Directions = In the records that follow, locate every line with "WimPyC" and extract it.

** begin **

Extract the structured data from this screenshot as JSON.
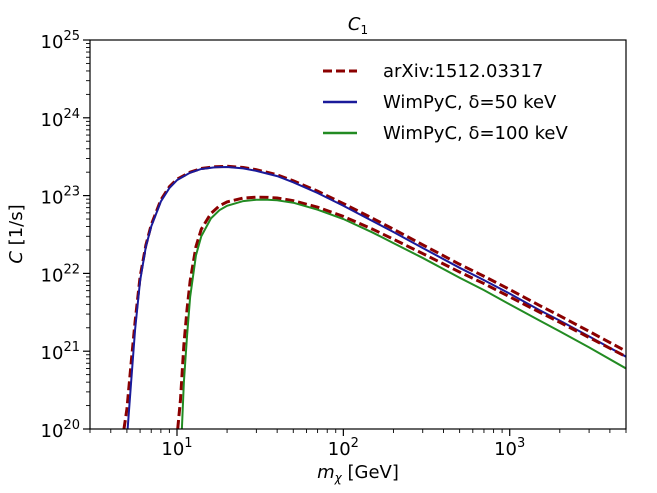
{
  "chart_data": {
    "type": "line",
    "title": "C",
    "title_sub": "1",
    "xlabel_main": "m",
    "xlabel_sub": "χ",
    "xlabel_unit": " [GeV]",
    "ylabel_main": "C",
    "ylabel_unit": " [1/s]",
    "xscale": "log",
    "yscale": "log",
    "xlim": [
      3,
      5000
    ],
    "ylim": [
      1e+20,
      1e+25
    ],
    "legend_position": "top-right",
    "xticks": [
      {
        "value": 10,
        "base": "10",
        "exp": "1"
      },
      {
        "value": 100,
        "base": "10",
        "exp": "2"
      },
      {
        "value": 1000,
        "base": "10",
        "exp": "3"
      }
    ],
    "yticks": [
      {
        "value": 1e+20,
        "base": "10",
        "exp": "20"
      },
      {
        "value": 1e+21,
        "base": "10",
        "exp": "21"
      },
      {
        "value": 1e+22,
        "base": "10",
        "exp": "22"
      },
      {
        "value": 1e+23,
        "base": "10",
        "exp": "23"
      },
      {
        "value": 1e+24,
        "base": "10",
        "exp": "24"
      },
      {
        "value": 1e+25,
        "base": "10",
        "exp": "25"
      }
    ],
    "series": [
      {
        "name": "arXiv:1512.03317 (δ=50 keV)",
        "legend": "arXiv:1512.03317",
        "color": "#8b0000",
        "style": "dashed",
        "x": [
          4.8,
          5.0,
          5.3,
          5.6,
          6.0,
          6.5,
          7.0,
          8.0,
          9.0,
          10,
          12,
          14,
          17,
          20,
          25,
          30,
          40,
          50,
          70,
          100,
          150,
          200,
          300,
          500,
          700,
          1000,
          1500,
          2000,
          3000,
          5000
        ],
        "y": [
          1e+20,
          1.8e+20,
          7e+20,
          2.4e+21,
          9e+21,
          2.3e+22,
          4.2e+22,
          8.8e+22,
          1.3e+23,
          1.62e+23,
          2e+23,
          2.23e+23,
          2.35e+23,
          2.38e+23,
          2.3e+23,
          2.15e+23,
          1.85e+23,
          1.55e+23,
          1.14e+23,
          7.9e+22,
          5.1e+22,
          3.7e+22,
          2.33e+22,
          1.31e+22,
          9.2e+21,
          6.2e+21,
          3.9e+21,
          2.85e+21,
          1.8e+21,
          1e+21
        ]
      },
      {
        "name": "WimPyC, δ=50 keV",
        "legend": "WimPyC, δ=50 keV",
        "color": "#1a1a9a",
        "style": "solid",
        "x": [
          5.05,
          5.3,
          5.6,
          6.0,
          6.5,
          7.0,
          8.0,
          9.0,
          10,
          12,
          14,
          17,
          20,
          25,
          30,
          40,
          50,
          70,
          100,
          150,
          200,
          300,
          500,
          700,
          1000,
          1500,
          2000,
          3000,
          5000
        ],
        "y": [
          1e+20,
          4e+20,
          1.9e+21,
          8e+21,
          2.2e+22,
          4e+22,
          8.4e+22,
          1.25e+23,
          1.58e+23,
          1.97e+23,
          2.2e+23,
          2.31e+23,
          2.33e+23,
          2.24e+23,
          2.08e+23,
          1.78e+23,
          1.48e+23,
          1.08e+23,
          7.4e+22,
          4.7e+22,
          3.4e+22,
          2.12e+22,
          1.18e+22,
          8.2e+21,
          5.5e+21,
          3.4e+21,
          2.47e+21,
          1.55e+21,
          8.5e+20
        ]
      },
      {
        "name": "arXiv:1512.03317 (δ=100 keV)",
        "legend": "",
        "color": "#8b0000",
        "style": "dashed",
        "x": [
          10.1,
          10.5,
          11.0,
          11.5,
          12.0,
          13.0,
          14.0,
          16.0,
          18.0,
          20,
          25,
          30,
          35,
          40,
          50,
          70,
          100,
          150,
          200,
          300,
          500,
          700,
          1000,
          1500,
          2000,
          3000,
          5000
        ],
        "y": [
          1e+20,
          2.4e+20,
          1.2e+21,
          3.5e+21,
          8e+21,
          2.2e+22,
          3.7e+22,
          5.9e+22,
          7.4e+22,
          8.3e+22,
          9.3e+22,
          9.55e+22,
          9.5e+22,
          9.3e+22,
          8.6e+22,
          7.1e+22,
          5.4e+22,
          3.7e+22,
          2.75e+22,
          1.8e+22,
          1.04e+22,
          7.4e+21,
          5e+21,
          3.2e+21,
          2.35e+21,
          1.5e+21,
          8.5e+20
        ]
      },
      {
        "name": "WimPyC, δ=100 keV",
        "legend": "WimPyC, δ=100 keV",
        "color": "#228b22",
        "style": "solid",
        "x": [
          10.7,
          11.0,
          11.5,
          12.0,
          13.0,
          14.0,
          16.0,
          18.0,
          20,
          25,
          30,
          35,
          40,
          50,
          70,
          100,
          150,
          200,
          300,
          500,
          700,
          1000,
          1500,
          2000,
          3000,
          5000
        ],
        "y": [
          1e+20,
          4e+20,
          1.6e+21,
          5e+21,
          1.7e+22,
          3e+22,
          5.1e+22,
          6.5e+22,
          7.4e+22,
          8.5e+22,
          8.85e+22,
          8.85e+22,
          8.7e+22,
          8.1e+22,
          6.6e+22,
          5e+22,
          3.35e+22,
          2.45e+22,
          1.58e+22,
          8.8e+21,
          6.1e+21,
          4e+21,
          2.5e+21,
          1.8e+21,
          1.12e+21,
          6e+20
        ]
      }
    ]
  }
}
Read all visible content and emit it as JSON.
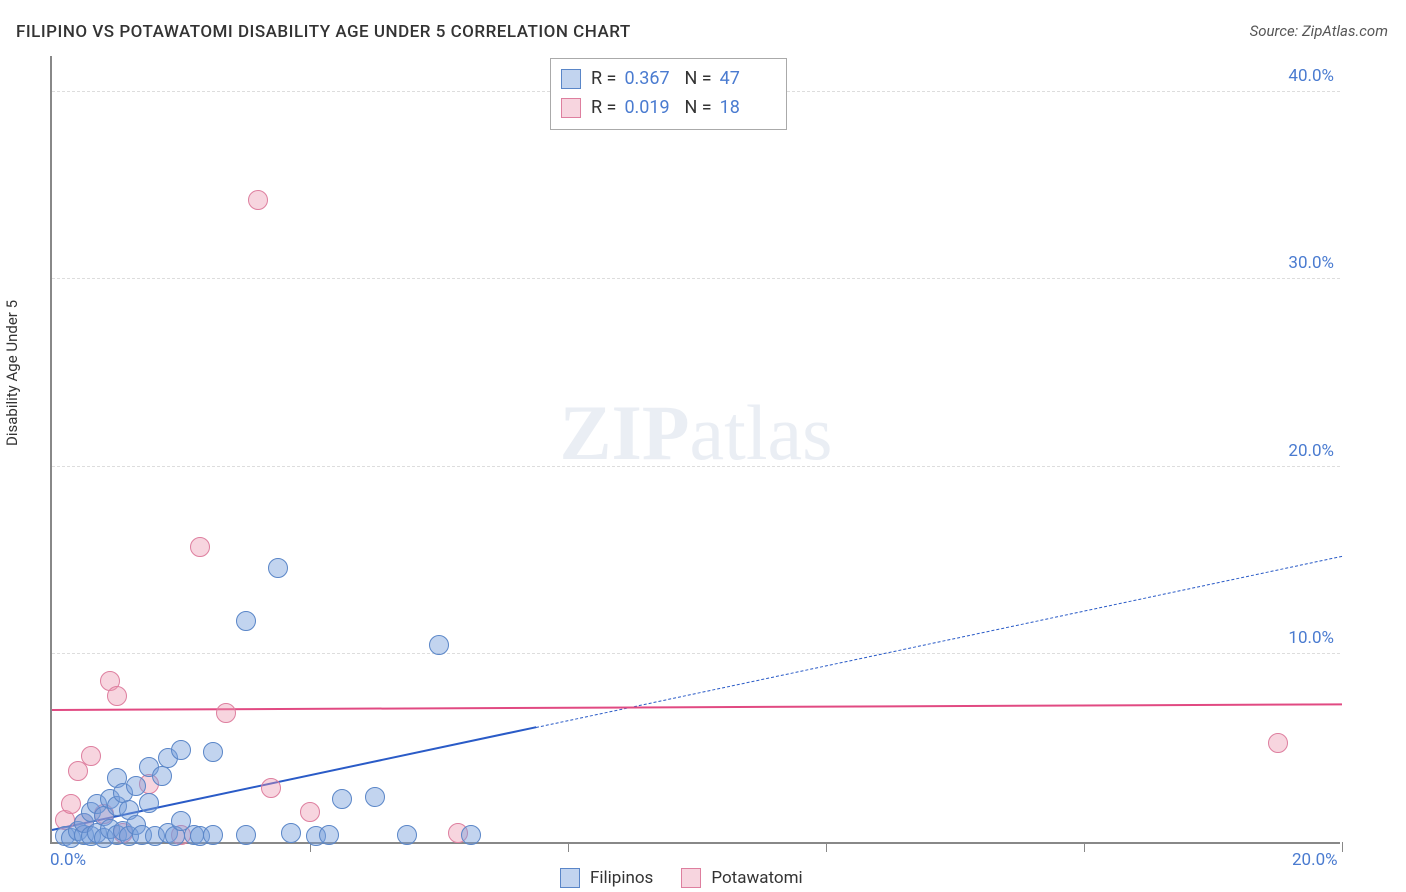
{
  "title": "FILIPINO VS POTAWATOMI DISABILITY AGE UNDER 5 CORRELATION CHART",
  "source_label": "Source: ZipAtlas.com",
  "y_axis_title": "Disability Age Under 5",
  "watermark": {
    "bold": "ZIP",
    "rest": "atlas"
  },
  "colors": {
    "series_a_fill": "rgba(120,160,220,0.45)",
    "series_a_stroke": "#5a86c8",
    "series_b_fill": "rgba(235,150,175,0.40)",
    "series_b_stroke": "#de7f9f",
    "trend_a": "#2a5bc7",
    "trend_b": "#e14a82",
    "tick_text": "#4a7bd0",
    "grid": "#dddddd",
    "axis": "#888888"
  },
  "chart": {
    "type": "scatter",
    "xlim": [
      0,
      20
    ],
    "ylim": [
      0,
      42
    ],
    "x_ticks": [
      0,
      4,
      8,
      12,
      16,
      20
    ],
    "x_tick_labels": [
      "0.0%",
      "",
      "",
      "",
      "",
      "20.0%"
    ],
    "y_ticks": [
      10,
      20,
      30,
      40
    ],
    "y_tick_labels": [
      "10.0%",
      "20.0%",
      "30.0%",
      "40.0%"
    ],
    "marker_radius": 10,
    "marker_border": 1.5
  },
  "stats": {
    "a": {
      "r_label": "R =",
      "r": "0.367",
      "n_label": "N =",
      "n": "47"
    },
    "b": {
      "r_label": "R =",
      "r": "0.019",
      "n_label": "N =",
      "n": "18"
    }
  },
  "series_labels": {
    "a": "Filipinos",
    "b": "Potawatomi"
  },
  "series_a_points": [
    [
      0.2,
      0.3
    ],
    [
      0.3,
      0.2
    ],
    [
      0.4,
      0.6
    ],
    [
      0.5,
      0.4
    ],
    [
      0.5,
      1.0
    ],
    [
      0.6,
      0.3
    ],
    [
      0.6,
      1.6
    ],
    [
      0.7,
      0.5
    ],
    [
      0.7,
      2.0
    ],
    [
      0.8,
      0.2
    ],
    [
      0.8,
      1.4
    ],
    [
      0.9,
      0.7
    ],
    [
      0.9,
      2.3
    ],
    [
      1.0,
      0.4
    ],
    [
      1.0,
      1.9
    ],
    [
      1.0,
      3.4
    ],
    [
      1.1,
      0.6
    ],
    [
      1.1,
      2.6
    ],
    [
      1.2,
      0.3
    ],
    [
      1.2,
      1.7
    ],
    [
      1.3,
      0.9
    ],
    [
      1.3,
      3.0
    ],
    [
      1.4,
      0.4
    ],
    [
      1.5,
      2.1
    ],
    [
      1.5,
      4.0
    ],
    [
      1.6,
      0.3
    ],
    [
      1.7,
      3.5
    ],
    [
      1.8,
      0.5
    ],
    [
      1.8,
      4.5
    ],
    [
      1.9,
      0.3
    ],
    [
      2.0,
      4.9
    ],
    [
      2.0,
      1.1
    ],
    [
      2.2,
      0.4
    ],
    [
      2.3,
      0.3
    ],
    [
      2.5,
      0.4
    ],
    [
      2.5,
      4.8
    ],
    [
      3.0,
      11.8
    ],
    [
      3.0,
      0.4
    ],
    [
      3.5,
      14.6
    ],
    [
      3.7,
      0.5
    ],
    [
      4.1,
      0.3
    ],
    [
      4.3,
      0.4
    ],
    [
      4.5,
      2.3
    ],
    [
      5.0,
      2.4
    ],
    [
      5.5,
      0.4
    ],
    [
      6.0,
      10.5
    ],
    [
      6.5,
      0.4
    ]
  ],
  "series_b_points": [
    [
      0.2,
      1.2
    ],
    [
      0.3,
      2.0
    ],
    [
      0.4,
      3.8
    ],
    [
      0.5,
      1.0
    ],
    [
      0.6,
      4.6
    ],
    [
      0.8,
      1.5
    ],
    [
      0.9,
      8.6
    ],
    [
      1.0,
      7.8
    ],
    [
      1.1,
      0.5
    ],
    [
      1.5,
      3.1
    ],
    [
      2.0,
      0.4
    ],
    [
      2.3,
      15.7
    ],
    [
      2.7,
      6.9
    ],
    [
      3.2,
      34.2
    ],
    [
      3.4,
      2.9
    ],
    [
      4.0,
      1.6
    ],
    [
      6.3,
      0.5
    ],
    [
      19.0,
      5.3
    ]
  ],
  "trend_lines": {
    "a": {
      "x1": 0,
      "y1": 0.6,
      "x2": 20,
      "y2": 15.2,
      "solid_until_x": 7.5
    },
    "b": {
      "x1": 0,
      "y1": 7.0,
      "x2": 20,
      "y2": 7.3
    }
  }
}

** end **

The reply =
        "name": "WimPyC, δ=50 keV",
        "legend": "WimPyC, δ=50 keV",
        "name": "WimPyC, δ=100 keV",
        "legend": "WimPyC, δ=100 keV",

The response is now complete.